- **Objective**: Exclude the pictures and reproduce the remaining data exactly as written.

— START Items —

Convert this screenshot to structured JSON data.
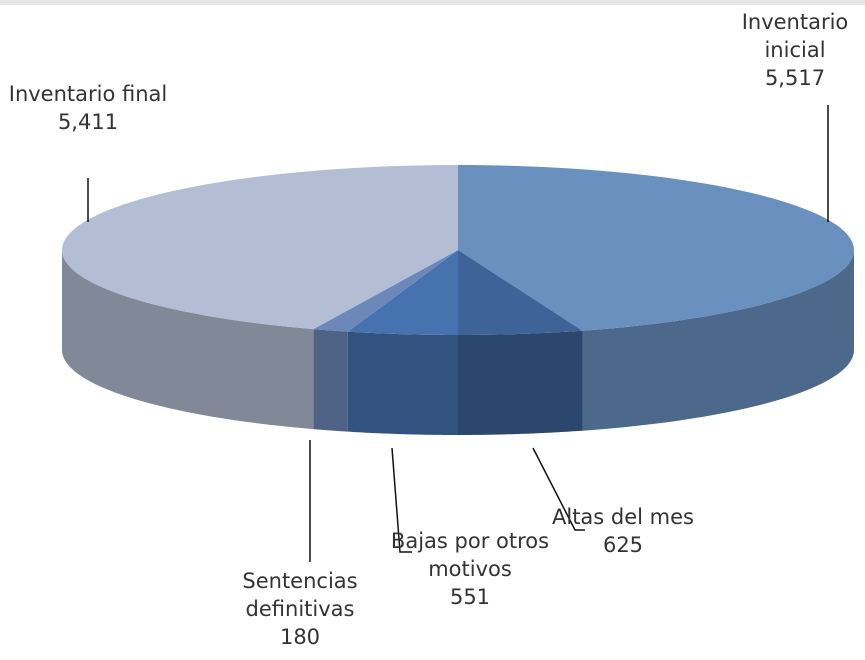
{
  "chart_data": {
    "type": "pie",
    "categories": [
      "Inventario inicial",
      "Altas del mes",
      "Bajas por otros motivos",
      "Sentencias definitivas",
      "Inventario final"
    ],
    "values": [
      5517,
      625,
      551,
      180,
      5411
    ],
    "value_labels": [
      "5,517",
      "625",
      "551",
      "180",
      "5,411"
    ],
    "colors": [
      "#6a90bf",
      "#3d6399",
      "#4673b0",
      "#6c88b9",
      "#b3bdd3"
    ]
  }
}
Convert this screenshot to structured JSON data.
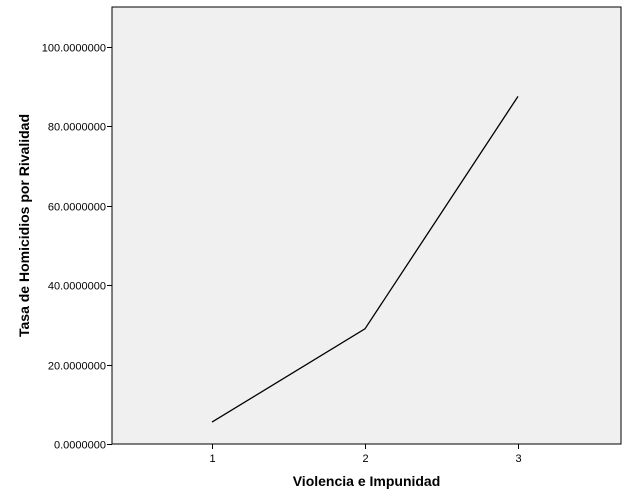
{
  "chart_data": {
    "type": "line",
    "xlabel": "Violencia e Impunidad",
    "ylabel": "Tasa de Homicidios por Rivalidad",
    "categories": [
      "1",
      "2",
      "3"
    ],
    "series": [
      {
        "values": [
          5.5,
          29.0,
          87.5
        ]
      }
    ],
    "ylim": [
      0,
      110
    ],
    "yticks": [
      0,
      20,
      40,
      60,
      80,
      100
    ],
    "ytick_labels": [
      "0.0000000",
      "20.0000000",
      "40.0000000",
      "60.0000000",
      "80.0000000",
      "100.0000000"
    ],
    "grid": false,
    "colors": {
      "plot_background": "#f0f0f0",
      "line": "#000000",
      "frame": "#000000"
    }
  }
}
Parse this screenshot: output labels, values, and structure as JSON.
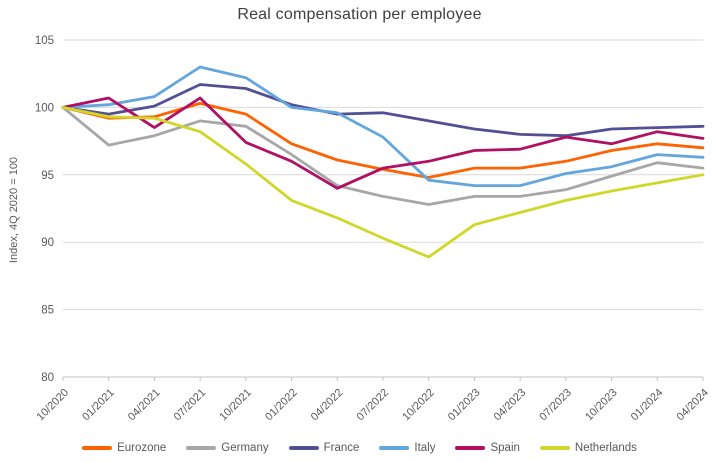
{
  "chart_data": {
    "type": "line",
    "title": "Real compensation per employee",
    "ylabel": "Index, 4Q 2020 = 100",
    "xlabel": "",
    "ylim": [
      80,
      105
    ],
    "yticks": [
      80,
      85,
      90,
      95,
      100,
      105
    ],
    "grid": true,
    "legend_position": "bottom",
    "categories": [
      "10/2020",
      "01/2021",
      "04/2021",
      "07/2021",
      "10/2021",
      "01/2022",
      "04/2022",
      "07/2022",
      "10/2022",
      "01/2023",
      "04/2023",
      "07/2023",
      "10/2023",
      "01/2024",
      "04/2024"
    ],
    "series": [
      {
        "name": "Eurozone",
        "color": "#ff6200",
        "values": [
          100,
          99.2,
          99.3,
          100.3,
          99.5,
          97.3,
          96.1,
          95.4,
          94.8,
          95.5,
          95.5,
          96.0,
          96.8,
          97.3,
          97.0
        ]
      },
      {
        "name": "Germany",
        "color": "#a7a7a7",
        "values": [
          100,
          97.2,
          97.9,
          99.0,
          98.6,
          96.5,
          94.2,
          93.4,
          92.8,
          93.4,
          93.4,
          93.9,
          94.9,
          95.9,
          95.5
        ]
      },
      {
        "name": "France",
        "color": "#524f94",
        "values": [
          100,
          99.5,
          100.1,
          101.7,
          101.4,
          100.2,
          99.5,
          99.6,
          99.0,
          98.4,
          98.0,
          97.9,
          98.4,
          98.5,
          98.6
        ]
      },
      {
        "name": "Italy",
        "color": "#63a6de",
        "values": [
          100,
          100.2,
          100.8,
          103.0,
          102.2,
          100.0,
          99.6,
          97.8,
          94.6,
          94.2,
          94.2,
          95.1,
          95.6,
          96.5,
          96.3
        ]
      },
      {
        "name": "Spain",
        "color": "#b00f64",
        "values": [
          100,
          100.7,
          98.5,
          100.7,
          97.4,
          96.0,
          94.0,
          95.5,
          96.0,
          96.8,
          96.9,
          97.8,
          97.3,
          98.2,
          97.7
        ]
      },
      {
        "name": "Netherlands",
        "color": "#d1d729",
        "values": [
          100,
          99.3,
          99.2,
          98.2,
          95.8,
          93.1,
          91.8,
          90.3,
          88.9,
          91.3,
          92.2,
          93.1,
          93.8,
          94.4,
          95.0
        ]
      }
    ]
  },
  "colors": {
    "title_text": "#404040",
    "axis_text": "#595959",
    "gridline": "#d9d9d9",
    "axis_line": "#c3c3c3",
    "background": "#ffffff"
  }
}
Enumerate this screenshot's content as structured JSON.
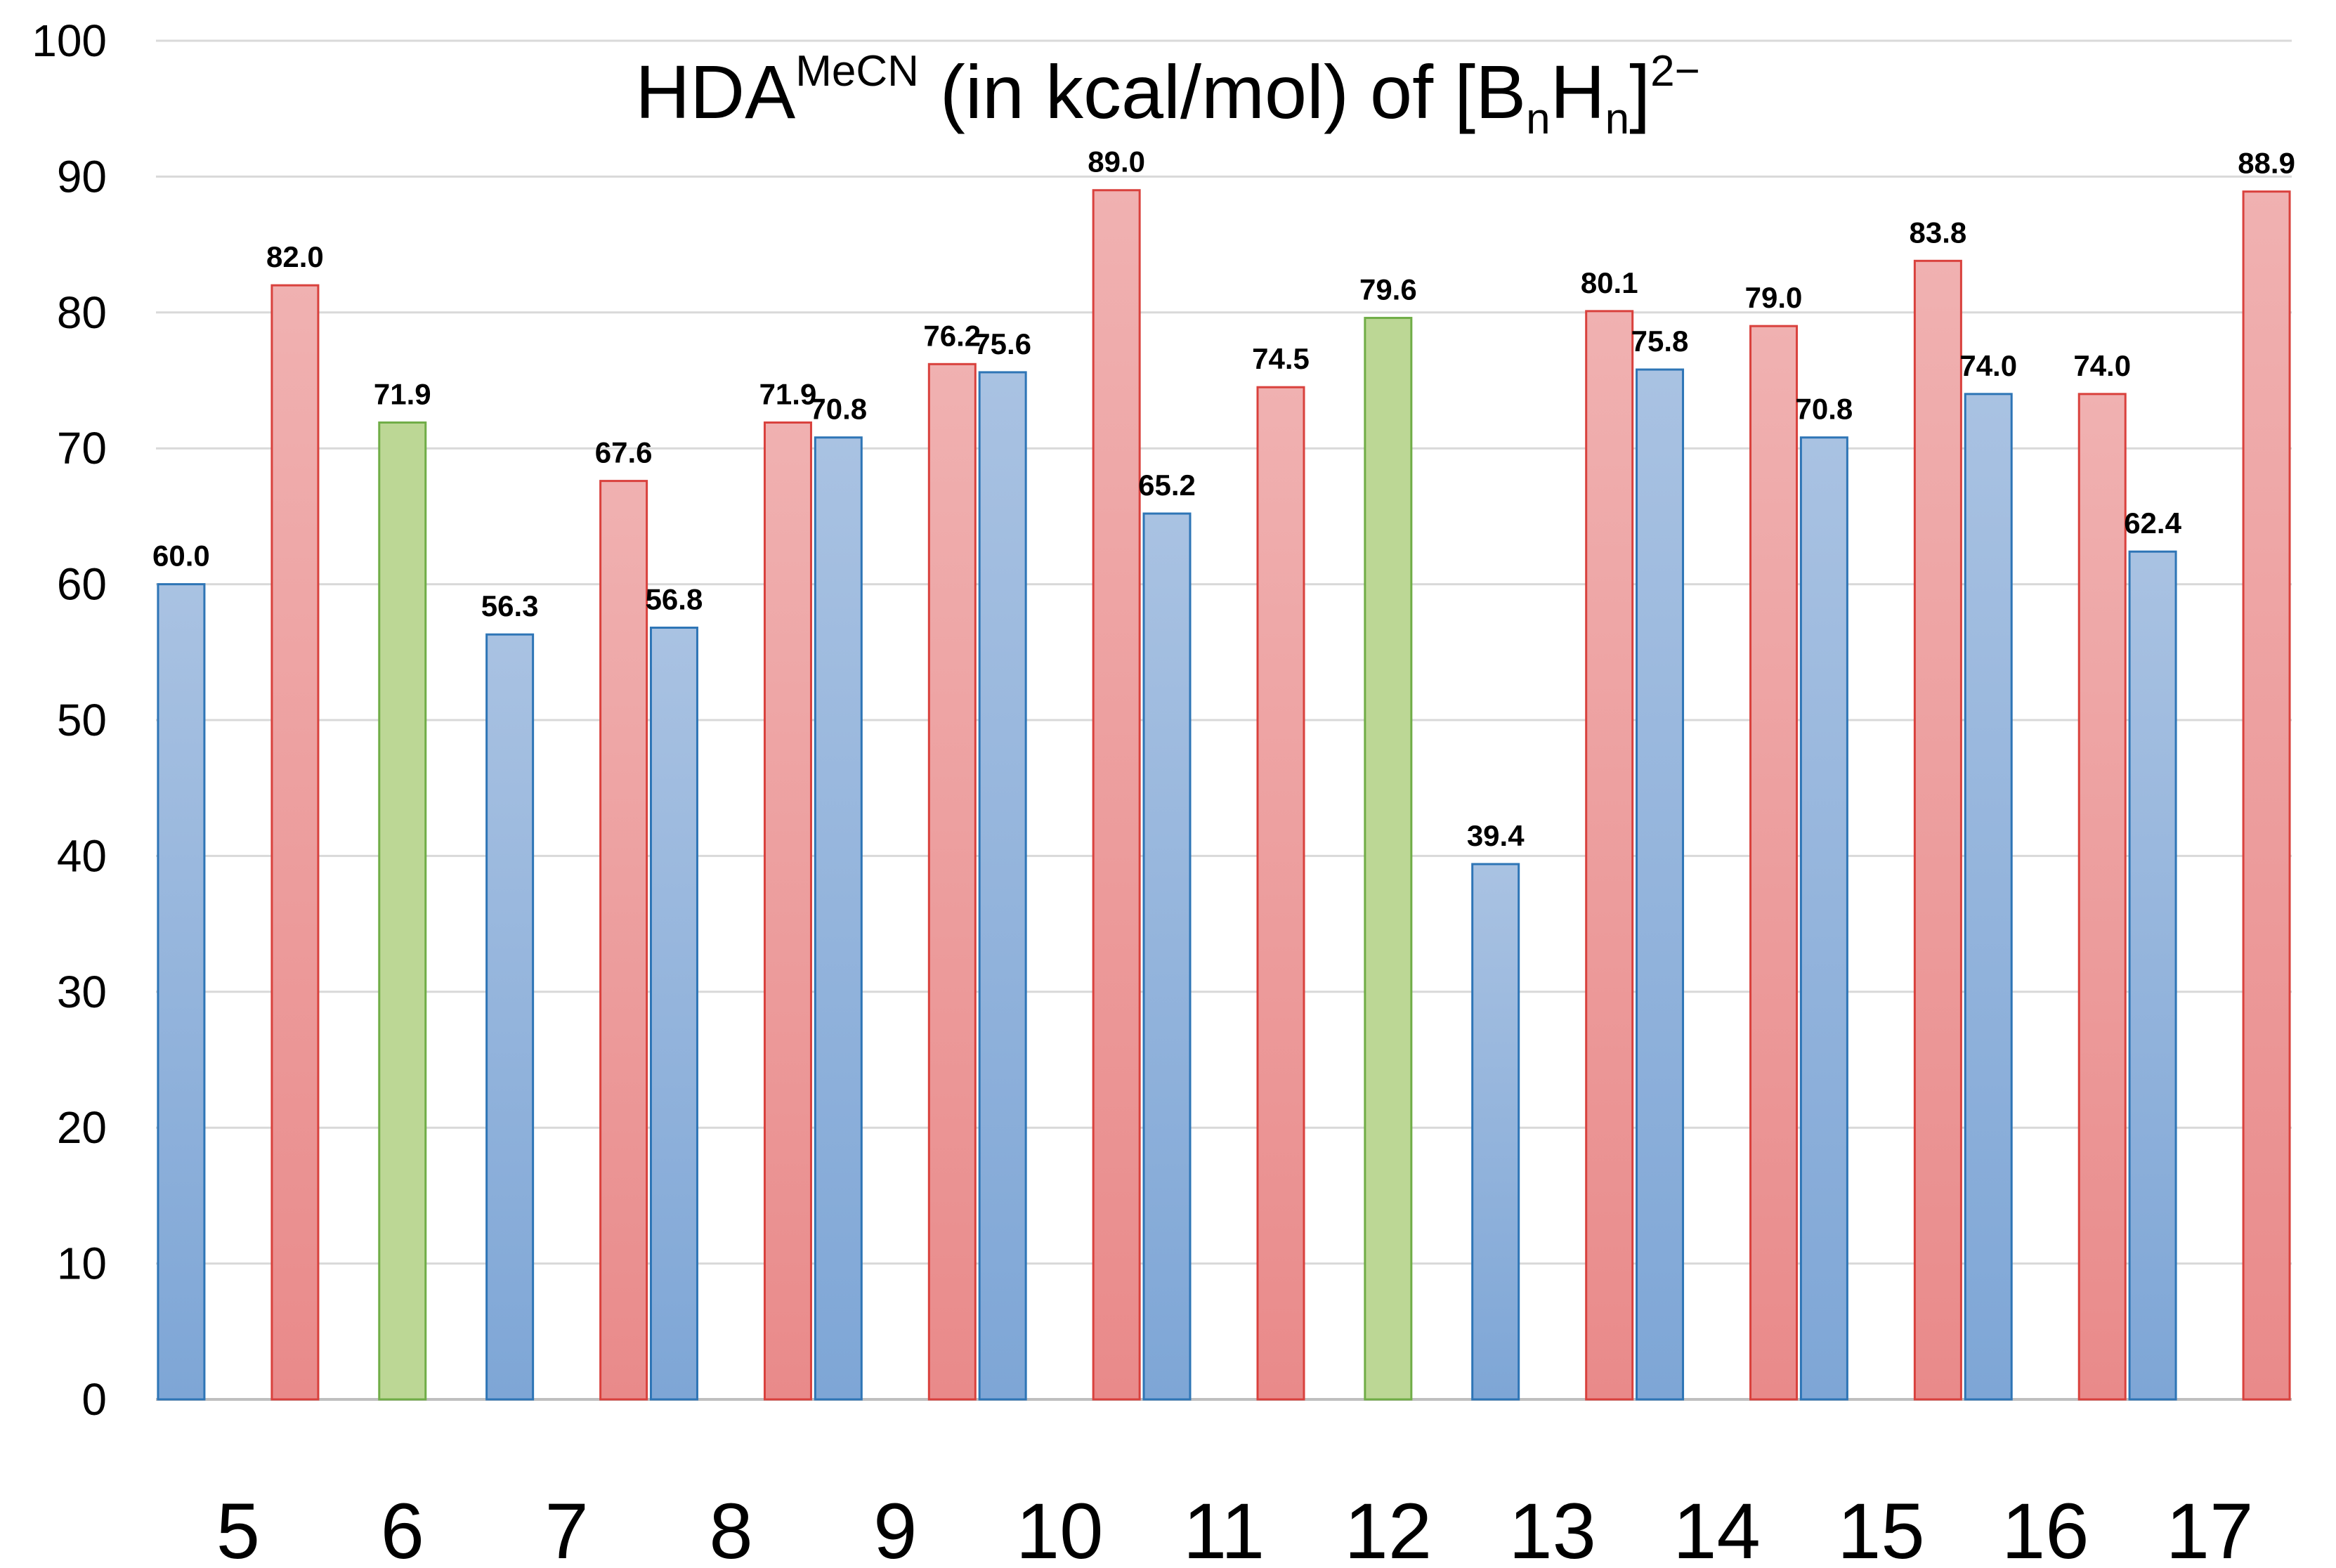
{
  "chart_data": {
    "type": "bar",
    "title": {
      "main": "HDA",
      "superscript": "MeCN",
      "middle": " (in kcal/mol) of [B",
      "sub_n1": "n",
      "h": "H",
      "sub_n2": "n",
      "close": "]",
      "charge": "2−"
    },
    "xlabel": "",
    "ylabel": "",
    "ylim": [
      0,
      100
    ],
    "yticks": [
      0,
      10,
      20,
      30,
      40,
      50,
      60,
      70,
      80,
      90,
      100
    ],
    "grid": true,
    "categories": [
      "5",
      "6",
      "7",
      "8",
      "9",
      "10",
      "11",
      "12",
      "13",
      "14",
      "15",
      "16",
      "17"
    ],
    "series": [
      {
        "name": "blue",
        "values": [
          60.0,
          null,
          56.3,
          56.8,
          70.8,
          75.6,
          65.2,
          null,
          39.4,
          75.8,
          70.8,
          74.0,
          62.4
        ],
        "labels": [
          "60.0",
          null,
          "56.3",
          "56.8",
          "70.8",
          "75.6",
          "65.2",
          null,
          "39.4",
          "75.8",
          "70.8",
          "74.0",
          "62.4"
        ]
      },
      {
        "name": "red",
        "values": [
          82.0,
          null,
          67.6,
          71.9,
          76.2,
          89.0,
          74.5,
          null,
          80.1,
          79.0,
          83.8,
          74.0,
          88.9
        ],
        "labels": [
          "82.0",
          null,
          "67.6",
          "71.9",
          "76.2",
          "89.0",
          "74.5",
          null,
          "80.1",
          "79.0",
          "83.8",
          "74.0",
          "88.9"
        ]
      },
      {
        "name": "green",
        "values": [
          null,
          71.9,
          null,
          null,
          null,
          null,
          null,
          79.6,
          null,
          null,
          null,
          null,
          null
        ],
        "labels": [
          null,
          "71.9",
          null,
          null,
          null,
          null,
          null,
          "79.6",
          null,
          null,
          null,
          null,
          null
        ]
      }
    ],
    "colors": {
      "blue_top": "#a9c2e2",
      "blue_bottom": "#7ea6d6",
      "blue_stroke": "#2e75b6",
      "red_top": "#f0b1b1",
      "red_bottom": "#e98a8a",
      "red_stroke": "#d9413d",
      "green_fill": "#bcd795",
      "green_stroke": "#70ad47",
      "grid": "#d9d9d9",
      "axis": "#bfbfbf"
    }
  }
}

— END Items —

- **Full solution**:
Convert this screenshot to structured JSON data.
{
  "chart_data": {
    "type": "pie",
    "categories": [
      "Inventario inicial",
      "Altas del mes",
      "Bajas por otros motivos",
      "Sentencias definitivas",
      "Inventario final"
    ],
    "values": [
      5517,
      625,
      551,
      180,
      5411
    ],
    "value_labels": [
      "5,517",
      "625",
      "551",
      "180",
      "5,411"
    ],
    "colors": [
      "#6a90bf",
      "#3d6399",
      "#4673b0",
      "#6c88b9",
      "#b3bdd3"
    ]
  }
}
Convert this screenshot to structured JSON data.
{
  "chart_data": {
    "type": "line",
    "xlabel": "Violencia e Impunidad",
    "ylabel": "Tasa de Homicidios por Rivalidad",
    "categories": [
      "1",
      "2",
      "3"
    ],
    "series": [
      {
        "values": [
          5.5,
          29.0,
          87.5
        ]
      }
    ],
    "ylim": [
      0,
      110
    ],
    "yticks": [
      0,
      20,
      40,
      60,
      80,
      100
    ],
    "ytick_labels": [
      "0.0000000",
      "20.0000000",
      "40.0000000",
      "60.0000000",
      "80.0000000",
      "100.0000000"
    ],
    "grid": false,
    "colors": {
      "plot_background": "#f0f0f0",
      "line": "#000000",
      "frame": "#000000"
    }
  }
}
Parse this screenshot: output labels, values, and structure as JSON.
{
  "chart_data": {
    "type": "line",
    "title": "Real compensation per employee",
    "ylabel": "Index, 4Q 2020 = 100",
    "xlabel": "",
    "ylim": [
      80,
      105
    ],
    "yticks": [
      80,
      85,
      90,
      95,
      100,
      105
    ],
    "grid": true,
    "legend_position": "bottom",
    "categories": [
      "10/2020",
      "01/2021",
      "04/2021",
      "07/2021",
      "10/2021",
      "01/2022",
      "04/2022",
      "07/2022",
      "10/2022",
      "01/2023",
      "04/2023",
      "07/2023",
      "10/2023",
      "01/2024",
      "04/2024"
    ],
    "series": [
      {
        "name": "Eurozone",
        "color": "#ff6200",
        "values": [
          100,
          99.2,
          99.3,
          100.3,
          99.5,
          97.3,
          96.1,
          95.4,
          94.8,
          95.5,
          95.5,
          96.0,
          96.8,
          97.3,
          97.0
        ]
      },
      {
        "name": "Germany",
        "color": "#a7a7a7",
        "values": [
          100,
          97.2,
          97.9,
          99.0,
          98.6,
          96.5,
          94.2,
          93.4,
          92.8,
          93.4,
          93.4,
          93.9,
          94.9,
          95.9,
          95.5
        ]
      },
      {
        "name": "France",
        "color": "#524f94",
        "values": [
          100,
          99.5,
          100.1,
          101.7,
          101.4,
          100.2,
          99.5,
          99.6,
          99.0,
          98.4,
          98.0,
          97.9,
          98.4,
          98.5,
          98.6
        ]
      },
      {
        "name": "Italy",
        "color": "#63a6de",
        "values": [
          100,
          100.2,
          100.8,
          103.0,
          102.2,
          100.0,
          99.6,
          97.8,
          94.6,
          94.2,
          94.2,
          95.1,
          95.6,
          96.5,
          96.3
        ]
      },
      {
        "name": "Spain",
        "color": "#b00f64",
        "values": [
          100,
          100.7,
          98.5,
          100.7,
          97.4,
          96.0,
          94.0,
          95.5,
          96.0,
          96.8,
          96.9,
          97.8,
          97.3,
          98.2,
          97.7
        ]
      },
      {
        "name": "Netherlands",
        "color": "#d1d729",
        "values": [
          100,
          99.3,
          99.2,
          98.2,
          95.8,
          93.1,
          91.8,
          90.3,
          88.9,
          91.3,
          92.2,
          93.1,
          93.8,
          94.4,
          95.0
        ]
      }
    ]
  },
  "colors": {
    "title_text": "#404040",
    "axis_text": "#595959",
    "gridline": "#d9d9d9",
    "axis_line": "#c3c3c3",
    "background": "#ffffff"
  }
}
Enumerate this screenshot's content as structured JSON.
{
  "chart_data": {
    "type": "bar",
    "title": {
      "main": "HDA",
      "superscript": "MeCN",
      "middle": " (in kcal/mol) of [B",
      "sub_n1": "n",
      "h": "H",
      "sub_n2": "n",
      "close": "]",
      "charge": "2−"
    },
    "xlabel": "",
    "ylabel": "",
    "ylim": [
      0,
      100
    ],
    "yticks": [
      0,
      10,
      20,
      30,
      40,
      50,
      60,
      70,
      80,
      90,
      100
    ],
    "grid": true,
    "categories": [
      "5",
      "6",
      "7",
      "8",
      "9",
      "10",
      "11",
      "12",
      "13",
      "14",
      "15",
      "16",
      "17"
    ],
    "series": [
      {
        "name": "blue",
        "values": [
          60.0,
          null,
          56.3,
          56.8,
          70.8,
          75.6,
          65.2,
          null,
          39.4,
          75.8,
          70.8,
          74.0,
          62.4
        ],
        "labels": [
          "60.0",
          null,
          "56.3",
          "56.8",
          "70.8",
          "75.6",
          "65.2",
          null,
          "39.4",
          "75.8",
          "70.8",
          "74.0",
          "62.4"
        ]
      },
      {
        "name": "red",
        "values": [
          82.0,
          null,
          67.6,
          71.9,
          76.2,
          89.0,
          74.5,
          null,
          80.1,
          79.0,
          83.8,
          74.0,
          88.9
        ],
        "labels": [
          "82.0",
          null,
          "67.6",
          "71.9",
          "76.2",
          "89.0",
          "74.5",
          null,
          "80.1",
          "79.0",
          "83.8",
          "74.0",
          "88.9"
        ]
      },
      {
        "name": "green",
        "values": [
          null,
          71.9,
          null,
          null,
          null,
          null,
          null,
          79.6,
          null,
          null,
          null,
          null,
          null
        ],
        "labels": [
          null,
          "71.9",
          null,
          null,
          null,
          null,
          null,
          "79.6",
          null,
          null,
          null,
          null,
          null
        ]
      }
    ],
    "colors": {
      "blue_top": "#a9c2e2",
      "blue_bottom": "#7ea6d6",
      "blue_stroke": "#2e75b6",
      "red_top": "#f0b1b1",
      "red_bottom": "#e98a8a",
      "red_stroke": "#d9413d",
      "green_fill": "#bcd795",
      "green_stroke": "#70ad47",
      "grid": "#d9d9d9",
      "axis": "#bfbfbf"
    }
  }
}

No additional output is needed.